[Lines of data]
BEGIN
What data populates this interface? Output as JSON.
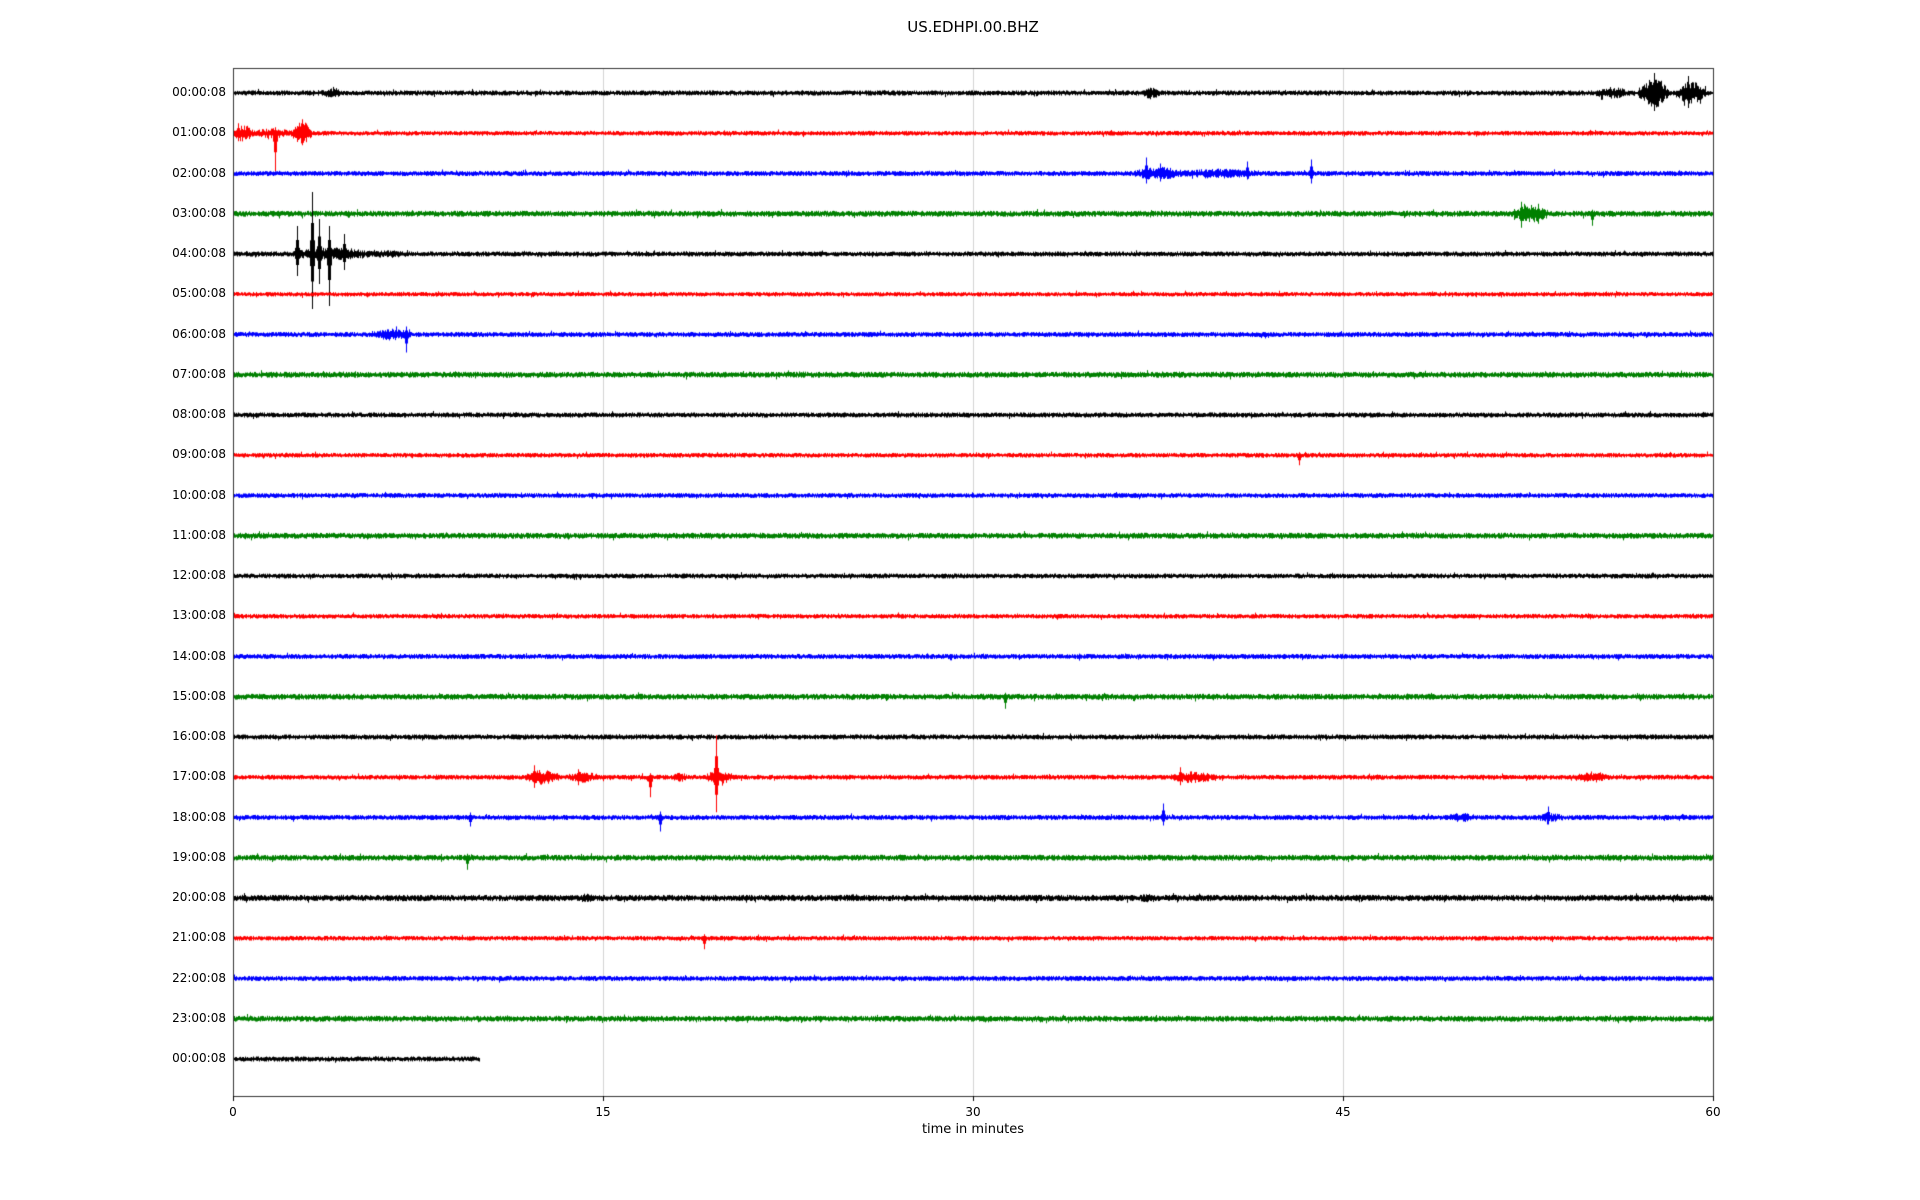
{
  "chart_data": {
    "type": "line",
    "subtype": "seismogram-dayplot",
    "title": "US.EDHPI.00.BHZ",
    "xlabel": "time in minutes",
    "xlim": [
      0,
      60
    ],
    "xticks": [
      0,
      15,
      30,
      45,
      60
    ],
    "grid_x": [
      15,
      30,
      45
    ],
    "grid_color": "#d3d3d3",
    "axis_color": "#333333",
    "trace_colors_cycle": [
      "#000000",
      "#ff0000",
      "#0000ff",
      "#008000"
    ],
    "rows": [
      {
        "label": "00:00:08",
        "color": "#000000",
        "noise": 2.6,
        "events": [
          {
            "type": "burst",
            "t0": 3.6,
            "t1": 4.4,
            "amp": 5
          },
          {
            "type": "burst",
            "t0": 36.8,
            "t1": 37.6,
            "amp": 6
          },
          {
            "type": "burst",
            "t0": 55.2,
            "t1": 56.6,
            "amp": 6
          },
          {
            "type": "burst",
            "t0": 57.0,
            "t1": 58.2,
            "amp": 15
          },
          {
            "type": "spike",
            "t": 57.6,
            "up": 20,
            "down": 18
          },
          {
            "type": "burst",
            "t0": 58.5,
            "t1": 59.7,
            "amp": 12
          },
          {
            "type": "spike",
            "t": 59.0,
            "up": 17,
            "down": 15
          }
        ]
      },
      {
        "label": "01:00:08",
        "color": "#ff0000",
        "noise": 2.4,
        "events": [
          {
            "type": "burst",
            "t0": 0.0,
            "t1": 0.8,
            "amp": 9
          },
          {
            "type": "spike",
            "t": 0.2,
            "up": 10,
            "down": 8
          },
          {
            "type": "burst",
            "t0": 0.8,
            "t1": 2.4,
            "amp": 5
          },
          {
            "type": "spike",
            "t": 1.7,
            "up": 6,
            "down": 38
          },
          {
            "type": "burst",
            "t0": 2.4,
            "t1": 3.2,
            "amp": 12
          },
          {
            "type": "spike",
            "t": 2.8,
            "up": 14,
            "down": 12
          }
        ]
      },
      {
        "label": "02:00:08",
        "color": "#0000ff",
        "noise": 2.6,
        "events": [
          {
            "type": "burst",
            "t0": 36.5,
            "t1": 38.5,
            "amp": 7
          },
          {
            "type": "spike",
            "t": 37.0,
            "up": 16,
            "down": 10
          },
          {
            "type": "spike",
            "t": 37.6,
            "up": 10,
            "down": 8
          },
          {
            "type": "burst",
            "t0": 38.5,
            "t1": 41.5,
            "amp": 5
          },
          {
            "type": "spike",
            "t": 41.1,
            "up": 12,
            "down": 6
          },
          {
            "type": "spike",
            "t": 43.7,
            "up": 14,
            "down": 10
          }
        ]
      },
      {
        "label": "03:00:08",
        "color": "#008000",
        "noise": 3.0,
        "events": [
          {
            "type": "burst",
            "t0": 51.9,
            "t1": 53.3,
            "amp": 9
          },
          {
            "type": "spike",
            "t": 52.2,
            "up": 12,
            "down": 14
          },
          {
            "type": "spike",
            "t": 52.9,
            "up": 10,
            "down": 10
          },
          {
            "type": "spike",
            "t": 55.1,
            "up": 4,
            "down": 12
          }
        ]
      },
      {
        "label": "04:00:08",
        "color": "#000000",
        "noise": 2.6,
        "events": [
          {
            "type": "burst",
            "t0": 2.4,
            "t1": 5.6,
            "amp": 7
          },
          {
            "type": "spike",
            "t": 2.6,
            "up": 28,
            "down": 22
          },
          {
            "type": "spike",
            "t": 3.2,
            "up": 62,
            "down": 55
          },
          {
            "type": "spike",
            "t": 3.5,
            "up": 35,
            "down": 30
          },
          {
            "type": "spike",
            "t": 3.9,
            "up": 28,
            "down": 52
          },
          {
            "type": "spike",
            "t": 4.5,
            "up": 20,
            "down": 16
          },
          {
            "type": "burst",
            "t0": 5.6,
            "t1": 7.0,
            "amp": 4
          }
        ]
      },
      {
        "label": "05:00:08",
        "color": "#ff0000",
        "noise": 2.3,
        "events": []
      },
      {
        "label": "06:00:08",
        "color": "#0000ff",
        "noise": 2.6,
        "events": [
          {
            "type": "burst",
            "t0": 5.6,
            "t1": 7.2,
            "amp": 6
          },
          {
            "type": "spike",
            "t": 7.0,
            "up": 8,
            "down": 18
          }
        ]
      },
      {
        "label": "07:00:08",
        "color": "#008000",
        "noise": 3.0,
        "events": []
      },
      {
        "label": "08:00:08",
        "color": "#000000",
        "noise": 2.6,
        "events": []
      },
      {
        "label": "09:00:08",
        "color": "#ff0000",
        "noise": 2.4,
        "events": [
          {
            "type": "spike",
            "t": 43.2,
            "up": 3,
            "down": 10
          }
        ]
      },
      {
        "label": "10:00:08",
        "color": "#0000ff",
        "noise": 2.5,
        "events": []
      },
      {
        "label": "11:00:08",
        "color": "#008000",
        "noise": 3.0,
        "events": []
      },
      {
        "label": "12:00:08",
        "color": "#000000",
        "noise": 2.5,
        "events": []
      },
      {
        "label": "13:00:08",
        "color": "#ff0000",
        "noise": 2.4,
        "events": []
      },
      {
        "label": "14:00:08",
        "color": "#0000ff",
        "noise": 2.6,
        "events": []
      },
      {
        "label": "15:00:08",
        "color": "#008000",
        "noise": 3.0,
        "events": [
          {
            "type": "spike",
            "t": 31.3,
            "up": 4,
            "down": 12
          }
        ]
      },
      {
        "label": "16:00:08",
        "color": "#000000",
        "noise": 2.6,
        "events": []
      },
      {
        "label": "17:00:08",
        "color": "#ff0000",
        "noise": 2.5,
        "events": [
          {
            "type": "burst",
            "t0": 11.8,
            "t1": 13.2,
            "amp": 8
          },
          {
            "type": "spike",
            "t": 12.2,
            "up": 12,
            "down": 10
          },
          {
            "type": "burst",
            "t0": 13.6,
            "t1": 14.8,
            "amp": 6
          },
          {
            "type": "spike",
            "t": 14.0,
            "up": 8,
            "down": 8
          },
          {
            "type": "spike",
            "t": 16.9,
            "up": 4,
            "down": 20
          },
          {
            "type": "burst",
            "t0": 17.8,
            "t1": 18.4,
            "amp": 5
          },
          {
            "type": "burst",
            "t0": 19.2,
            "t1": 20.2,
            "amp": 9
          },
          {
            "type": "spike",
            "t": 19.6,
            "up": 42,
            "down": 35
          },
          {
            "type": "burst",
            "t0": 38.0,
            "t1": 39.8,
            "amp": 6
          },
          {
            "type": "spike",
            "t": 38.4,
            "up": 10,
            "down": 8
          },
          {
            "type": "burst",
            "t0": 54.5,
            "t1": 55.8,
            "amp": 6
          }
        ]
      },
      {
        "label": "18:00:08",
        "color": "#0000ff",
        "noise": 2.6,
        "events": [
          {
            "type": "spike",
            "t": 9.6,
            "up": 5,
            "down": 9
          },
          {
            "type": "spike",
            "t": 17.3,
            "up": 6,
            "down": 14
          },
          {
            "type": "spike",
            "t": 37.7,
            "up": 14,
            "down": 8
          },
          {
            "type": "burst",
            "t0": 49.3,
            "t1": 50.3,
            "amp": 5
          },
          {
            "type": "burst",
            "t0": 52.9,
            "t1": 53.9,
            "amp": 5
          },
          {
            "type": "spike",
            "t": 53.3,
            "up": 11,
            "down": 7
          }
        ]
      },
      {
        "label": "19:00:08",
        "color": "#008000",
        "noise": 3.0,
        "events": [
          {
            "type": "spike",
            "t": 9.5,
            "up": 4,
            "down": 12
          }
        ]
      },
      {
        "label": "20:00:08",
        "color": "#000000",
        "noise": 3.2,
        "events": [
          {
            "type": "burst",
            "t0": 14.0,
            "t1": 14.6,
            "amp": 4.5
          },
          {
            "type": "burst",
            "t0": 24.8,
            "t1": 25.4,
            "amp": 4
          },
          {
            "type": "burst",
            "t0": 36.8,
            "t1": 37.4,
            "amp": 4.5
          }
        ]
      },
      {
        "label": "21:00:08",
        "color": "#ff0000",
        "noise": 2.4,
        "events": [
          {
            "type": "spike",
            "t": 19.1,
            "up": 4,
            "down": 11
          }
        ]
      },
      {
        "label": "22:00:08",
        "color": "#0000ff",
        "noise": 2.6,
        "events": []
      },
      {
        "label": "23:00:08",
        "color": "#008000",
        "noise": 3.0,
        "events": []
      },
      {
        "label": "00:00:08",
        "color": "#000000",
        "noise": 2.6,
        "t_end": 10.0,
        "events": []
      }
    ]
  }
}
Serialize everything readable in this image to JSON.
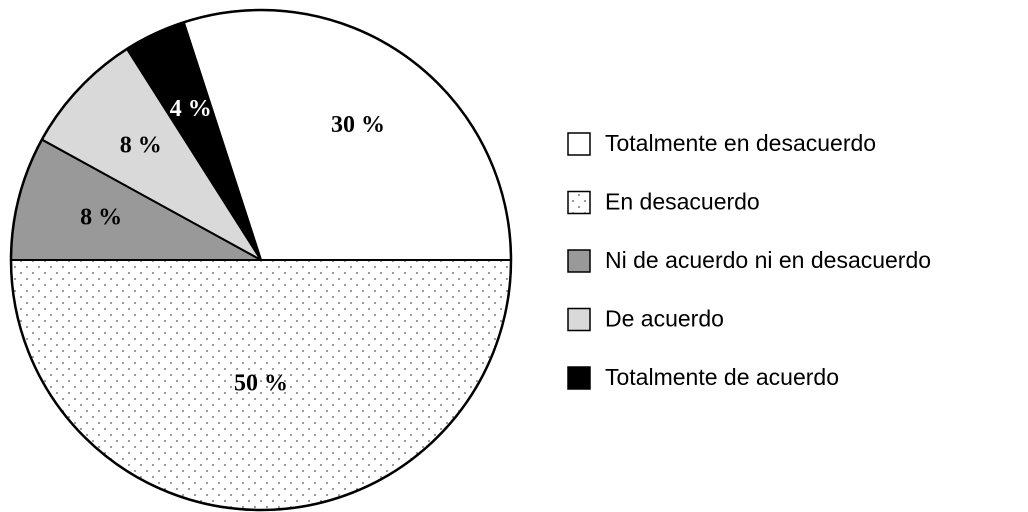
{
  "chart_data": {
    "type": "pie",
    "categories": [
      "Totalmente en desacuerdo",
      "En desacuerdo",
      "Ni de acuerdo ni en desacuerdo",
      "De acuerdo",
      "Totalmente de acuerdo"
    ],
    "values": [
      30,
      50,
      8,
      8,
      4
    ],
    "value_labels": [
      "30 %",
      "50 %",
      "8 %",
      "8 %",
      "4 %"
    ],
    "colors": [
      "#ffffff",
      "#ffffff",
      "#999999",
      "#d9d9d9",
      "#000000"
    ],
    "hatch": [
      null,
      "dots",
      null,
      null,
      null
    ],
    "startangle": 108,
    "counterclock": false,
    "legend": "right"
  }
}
END
Restate word for word only the lines from the one with "Serialize everything readable" through the last line of the material, both included. Any picture should be left out.

Serialize everything readable in this image to JSON.
{
  "chart_data": {
    "type": "pie",
    "categories": [
      "Totalmente en desacuerdo",
      "En desacuerdo",
      "Ni de acuerdo ni en desacuerdo",
      "De acuerdo",
      "Totalmente de acuerdo"
    ],
    "values": [
      30,
      50,
      8,
      8,
      4
    ],
    "value_labels": [
      "30 %",
      "50 %",
      "8 %",
      "8 %",
      "4 %"
    ],
    "colors": [
      "#ffffff",
      "#ffffff",
      "#999999",
      "#d9d9d9",
      "#000000"
    ],
    "hatch": [
      null,
      "dots",
      null,
      null,
      null
    ],
    "startangle": 108,
    "counterclock": false,
    "legend": "right"
  }
}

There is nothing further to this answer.